→ Objective A:
Answer these questions about the given text:
(i) How old was the writer when a spark plug was slung through the Mustang's windshield?
(ii) What were the kids riding across the back acreage?
(iii) What was the mud on the back acreage actually made of?
→ Objective B: Which vehicles are mentioned in the given text? List every one.

→ Given text:
○ ○ ○
Shooting a spark plug through someone’s window is a whole different scenario than paintballing some kids for goofing around on a roof.

I understand that, the paintball thing was a joke.

I would be pissed if my kid got paintballed for goofing around on a roof, or cutting through a yard, or anything that a kid normally does that us parents no longer do.

Yes, thats the joke part. As long as there has been no property damage, and as long as the kid is polite when i say something to the effect of (making up random scenario here) "please dont ride your bike across the yard, i have a water leak and its making ruts" no problems. Then you have my dads case. He had tried to warn some kids not to ride their four wheeler across is back acreage becasue the mud they were having so much fun churning and rutting up was septic runoff from is full septic tank. They were a beligerant and ran away. The self-righteous, indignant father came over and attempted to be the same way. Unfortunately reasoning in this case doesnt work.



Firstly I would hope that I would raise kids not to do something as extremely bad as firing a spark plug through someone’s window because I try to raise them to respect others property as their own.


Happened to me when i was 17. A fifteen year old slung a sparkplug through my mustangs windshield. I caught him, he wouldnt tell me anything, started fighting with me, so i slung him over my kne and striped him like his parents should have.
○ ○ ○
→ Data:

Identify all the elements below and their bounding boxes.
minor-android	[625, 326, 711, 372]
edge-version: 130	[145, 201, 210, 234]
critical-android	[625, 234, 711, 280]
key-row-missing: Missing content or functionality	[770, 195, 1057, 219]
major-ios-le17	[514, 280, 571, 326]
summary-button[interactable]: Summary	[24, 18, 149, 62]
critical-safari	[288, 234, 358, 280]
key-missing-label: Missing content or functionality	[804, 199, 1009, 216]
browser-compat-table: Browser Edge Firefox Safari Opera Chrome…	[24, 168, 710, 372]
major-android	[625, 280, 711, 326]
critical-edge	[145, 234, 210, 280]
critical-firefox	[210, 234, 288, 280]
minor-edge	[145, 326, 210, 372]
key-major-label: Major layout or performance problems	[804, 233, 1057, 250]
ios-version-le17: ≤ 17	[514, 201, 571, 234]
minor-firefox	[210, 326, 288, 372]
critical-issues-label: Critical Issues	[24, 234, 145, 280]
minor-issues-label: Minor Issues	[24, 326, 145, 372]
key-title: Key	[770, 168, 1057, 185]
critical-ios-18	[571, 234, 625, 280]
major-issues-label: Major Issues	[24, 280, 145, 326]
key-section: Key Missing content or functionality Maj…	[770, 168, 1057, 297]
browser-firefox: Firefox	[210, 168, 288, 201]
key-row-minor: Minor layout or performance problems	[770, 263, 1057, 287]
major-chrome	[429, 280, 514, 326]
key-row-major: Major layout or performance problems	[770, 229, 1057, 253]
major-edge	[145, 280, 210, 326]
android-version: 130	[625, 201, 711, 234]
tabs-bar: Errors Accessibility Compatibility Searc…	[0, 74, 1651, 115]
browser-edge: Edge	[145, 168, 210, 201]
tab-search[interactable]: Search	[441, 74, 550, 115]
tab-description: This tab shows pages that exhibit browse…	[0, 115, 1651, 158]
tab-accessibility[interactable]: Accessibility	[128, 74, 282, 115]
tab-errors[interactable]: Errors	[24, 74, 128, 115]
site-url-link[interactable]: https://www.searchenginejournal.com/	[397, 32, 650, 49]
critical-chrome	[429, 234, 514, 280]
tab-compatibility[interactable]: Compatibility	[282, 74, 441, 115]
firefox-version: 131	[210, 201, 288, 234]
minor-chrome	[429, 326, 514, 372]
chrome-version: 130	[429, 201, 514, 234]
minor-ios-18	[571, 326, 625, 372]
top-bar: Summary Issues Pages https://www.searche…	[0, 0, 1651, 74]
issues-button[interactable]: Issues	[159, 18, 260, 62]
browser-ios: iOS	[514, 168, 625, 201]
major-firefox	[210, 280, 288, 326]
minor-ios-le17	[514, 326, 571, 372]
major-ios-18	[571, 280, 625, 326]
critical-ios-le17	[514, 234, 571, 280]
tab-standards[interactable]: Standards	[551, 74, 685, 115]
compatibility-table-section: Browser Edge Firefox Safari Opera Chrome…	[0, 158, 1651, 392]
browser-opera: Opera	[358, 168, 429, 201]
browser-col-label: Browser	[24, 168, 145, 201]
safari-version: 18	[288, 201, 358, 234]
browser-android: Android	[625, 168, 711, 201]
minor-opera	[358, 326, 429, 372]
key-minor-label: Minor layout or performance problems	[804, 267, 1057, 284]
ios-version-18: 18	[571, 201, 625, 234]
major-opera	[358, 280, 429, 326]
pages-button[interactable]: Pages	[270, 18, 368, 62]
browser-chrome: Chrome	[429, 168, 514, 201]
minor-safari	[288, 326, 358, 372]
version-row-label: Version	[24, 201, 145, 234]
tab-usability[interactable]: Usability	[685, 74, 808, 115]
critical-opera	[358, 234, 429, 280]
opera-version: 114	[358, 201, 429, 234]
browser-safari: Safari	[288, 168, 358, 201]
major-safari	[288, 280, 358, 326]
○ ○ ○
→ Task response A:
(i) 17
(ii) A four wheeler
(iii) Septic runoff from a full septic tank

→ Task response B:
- Bike
- Four wheeler
- Mustang